__Job__
Which entries contain the word "built", matching case exactly? Find every such entry and copy each one in full.

__Input material__
_ _ _ _ _

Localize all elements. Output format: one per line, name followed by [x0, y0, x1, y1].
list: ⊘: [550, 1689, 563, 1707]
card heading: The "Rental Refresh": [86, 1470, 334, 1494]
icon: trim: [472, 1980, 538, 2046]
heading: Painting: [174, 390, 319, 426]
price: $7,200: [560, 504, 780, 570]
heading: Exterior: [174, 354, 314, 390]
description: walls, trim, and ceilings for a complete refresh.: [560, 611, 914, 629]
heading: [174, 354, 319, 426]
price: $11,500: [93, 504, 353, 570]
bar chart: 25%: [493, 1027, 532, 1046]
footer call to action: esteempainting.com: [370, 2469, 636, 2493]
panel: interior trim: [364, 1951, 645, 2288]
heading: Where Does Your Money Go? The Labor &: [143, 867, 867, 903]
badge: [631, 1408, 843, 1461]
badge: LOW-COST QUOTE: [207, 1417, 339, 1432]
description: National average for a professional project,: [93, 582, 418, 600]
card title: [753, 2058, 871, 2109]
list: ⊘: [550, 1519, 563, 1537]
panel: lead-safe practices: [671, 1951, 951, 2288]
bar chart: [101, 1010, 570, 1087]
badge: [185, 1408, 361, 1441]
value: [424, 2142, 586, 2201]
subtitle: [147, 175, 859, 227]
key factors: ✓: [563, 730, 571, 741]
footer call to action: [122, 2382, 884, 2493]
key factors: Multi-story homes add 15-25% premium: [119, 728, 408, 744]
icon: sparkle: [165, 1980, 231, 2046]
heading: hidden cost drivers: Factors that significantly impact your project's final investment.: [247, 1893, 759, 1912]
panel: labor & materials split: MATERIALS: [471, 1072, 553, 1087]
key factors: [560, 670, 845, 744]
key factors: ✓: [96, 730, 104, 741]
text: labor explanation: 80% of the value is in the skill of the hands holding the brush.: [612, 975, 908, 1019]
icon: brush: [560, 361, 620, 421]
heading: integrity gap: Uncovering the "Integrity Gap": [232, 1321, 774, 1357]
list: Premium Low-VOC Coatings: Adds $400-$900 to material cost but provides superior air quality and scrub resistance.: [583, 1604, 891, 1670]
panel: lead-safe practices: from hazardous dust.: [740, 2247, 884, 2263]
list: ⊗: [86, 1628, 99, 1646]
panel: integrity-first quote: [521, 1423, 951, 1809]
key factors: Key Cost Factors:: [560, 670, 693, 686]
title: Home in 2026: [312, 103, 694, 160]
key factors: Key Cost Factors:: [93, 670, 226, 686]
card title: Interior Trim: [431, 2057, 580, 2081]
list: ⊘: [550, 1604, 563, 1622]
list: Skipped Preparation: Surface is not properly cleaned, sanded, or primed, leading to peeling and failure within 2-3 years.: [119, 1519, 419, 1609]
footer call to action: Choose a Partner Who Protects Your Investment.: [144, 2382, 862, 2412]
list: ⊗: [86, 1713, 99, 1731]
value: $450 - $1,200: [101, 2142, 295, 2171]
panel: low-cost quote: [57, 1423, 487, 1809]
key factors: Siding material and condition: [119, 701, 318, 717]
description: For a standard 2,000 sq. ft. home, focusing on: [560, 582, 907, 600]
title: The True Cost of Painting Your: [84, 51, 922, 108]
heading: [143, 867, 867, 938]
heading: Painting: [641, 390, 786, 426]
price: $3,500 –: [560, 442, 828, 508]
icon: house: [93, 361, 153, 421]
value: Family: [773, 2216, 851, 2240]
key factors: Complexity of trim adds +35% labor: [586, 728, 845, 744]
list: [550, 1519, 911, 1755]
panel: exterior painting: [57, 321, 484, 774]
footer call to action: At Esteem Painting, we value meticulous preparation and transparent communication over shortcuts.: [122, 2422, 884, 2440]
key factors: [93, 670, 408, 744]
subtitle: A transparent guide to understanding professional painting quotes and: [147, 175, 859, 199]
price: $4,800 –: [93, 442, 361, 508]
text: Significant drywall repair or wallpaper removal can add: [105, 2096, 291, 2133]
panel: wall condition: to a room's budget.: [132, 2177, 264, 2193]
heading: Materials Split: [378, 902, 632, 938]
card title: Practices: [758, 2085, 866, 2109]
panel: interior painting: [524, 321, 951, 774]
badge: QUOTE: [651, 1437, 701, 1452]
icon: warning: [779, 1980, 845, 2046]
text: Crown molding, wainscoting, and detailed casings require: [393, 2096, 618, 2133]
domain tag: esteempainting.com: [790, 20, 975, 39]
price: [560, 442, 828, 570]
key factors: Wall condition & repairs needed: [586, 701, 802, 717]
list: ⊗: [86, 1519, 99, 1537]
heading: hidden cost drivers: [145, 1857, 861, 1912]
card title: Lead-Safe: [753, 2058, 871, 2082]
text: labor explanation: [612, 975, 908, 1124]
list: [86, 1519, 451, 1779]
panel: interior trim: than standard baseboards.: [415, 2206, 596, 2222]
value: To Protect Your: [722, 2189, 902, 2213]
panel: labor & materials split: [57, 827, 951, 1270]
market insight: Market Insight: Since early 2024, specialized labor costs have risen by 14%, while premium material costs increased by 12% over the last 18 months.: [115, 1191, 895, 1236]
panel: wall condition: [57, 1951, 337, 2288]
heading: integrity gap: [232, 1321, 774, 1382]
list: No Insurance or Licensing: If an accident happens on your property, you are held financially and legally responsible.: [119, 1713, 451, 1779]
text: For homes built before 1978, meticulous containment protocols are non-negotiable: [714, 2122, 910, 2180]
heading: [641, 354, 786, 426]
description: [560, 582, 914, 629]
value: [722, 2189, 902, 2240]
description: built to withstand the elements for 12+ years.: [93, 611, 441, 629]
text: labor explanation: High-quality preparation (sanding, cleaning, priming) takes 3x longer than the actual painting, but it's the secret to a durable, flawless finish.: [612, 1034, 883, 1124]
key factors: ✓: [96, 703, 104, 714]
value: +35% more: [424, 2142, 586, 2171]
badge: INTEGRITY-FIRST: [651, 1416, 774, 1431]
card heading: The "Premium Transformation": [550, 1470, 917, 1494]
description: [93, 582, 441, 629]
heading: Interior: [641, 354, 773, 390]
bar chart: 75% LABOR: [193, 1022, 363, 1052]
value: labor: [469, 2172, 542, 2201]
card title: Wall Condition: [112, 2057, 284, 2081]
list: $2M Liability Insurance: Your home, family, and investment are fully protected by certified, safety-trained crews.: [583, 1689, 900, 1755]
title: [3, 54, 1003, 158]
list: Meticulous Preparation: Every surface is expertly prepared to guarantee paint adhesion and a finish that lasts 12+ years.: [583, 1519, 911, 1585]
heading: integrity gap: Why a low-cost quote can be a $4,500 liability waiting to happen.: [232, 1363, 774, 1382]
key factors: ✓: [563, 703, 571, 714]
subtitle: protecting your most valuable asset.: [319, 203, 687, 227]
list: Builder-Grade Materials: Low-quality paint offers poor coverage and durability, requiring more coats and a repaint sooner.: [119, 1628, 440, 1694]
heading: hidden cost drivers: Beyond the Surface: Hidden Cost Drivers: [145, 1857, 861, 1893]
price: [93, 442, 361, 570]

_ _ _ _ _

__Task result__
text: For homes built before 1978, meticulous containment protocols are non-negotiable: [714, 2122, 910, 2180]
description: built to withstand the elements for 12+ years.: [93, 611, 441, 629]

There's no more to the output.